Having a reactor with super-cool super-conducting magnetic coils holding plasma in a vaccuum that is shot at with microwave lasers to achieve nuclear fusion kind of loses its luster when you just strap it into a contraption that hasn't fundamentally changed since 1880.

>> No.7712366

>>7712282
shutter time

>> No.7712369

>>7712299
Your English is much better than most native posters.

>> No.7712382

>>7712299
So if there are no further complications with getting the fusion to run in January, what is even the hangup anymore after that?
What else is stopping them from planning the first real fusion plant? How are we still at "eh, maybe in 50 years", if this thing might already keep a fusion running for extended periods? Is it that hard to scale it up and extract the energy it produces effectively?

>> No.7712384

>>7712369
I know, I just add that disclaimer at the end of all my posts to make native English speakers feel insecure.

☆ ☆ ☆

What you will do: Reproduce the part of the fusion thread from "Having a reactor" up to and including "most native posters.". Rely on the fusion thread alone, not on outside knowledge.

☆ ☆ ☆

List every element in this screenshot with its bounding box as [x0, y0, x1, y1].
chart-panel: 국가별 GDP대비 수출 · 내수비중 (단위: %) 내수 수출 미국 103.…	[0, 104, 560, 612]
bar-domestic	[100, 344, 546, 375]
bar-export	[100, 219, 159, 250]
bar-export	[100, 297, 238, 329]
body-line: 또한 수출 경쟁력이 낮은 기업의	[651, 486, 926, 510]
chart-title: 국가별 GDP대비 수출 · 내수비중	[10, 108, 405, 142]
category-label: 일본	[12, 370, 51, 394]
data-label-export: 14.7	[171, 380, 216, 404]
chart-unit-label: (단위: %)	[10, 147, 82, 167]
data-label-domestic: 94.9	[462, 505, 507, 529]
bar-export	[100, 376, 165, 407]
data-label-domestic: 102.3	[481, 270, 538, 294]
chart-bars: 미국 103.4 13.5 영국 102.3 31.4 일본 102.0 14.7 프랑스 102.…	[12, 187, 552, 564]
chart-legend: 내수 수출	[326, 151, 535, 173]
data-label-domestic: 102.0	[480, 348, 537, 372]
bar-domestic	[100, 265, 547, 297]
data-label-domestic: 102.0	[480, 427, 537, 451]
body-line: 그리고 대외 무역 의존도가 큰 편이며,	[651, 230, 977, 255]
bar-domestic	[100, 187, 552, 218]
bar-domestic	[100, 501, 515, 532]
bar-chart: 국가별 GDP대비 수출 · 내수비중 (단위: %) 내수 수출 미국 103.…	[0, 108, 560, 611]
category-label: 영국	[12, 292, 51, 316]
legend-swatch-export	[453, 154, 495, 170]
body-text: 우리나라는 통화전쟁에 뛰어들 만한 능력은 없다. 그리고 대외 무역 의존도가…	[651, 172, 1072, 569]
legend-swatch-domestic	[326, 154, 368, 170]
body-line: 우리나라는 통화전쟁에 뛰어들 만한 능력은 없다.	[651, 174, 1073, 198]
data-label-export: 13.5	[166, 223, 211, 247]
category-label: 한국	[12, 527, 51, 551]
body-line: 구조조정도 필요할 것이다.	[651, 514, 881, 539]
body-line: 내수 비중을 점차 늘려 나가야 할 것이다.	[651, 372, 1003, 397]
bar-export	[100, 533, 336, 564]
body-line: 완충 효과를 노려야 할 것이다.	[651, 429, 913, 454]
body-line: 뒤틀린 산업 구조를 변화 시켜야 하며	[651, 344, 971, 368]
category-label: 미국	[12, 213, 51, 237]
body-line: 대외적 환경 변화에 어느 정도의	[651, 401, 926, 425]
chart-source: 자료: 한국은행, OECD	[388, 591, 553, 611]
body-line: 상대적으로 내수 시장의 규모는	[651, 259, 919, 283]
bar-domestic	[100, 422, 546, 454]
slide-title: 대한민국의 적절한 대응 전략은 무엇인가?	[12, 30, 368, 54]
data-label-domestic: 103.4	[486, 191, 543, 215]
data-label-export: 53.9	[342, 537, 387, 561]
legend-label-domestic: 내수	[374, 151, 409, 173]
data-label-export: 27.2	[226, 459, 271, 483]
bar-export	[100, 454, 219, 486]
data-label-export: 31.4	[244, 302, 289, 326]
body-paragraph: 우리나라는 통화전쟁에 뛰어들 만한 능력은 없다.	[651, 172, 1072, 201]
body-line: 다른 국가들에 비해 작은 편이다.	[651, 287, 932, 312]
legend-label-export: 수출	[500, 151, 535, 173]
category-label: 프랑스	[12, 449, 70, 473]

☆ ☆ ☆

Finished exercise:
Having a reactor with super-cool super-conducting magnetic coils holding plasma in a vaccuum that is shot at with microwave lasers to achieve nuclear fusion kind of loses its luster when you just strap it into a contraption that hasn't fundamentally changed since 1880.

>> No.7712366

>>7712282
shutter time

>> No.7712369

>>7712299
Your English is much better than most native posters.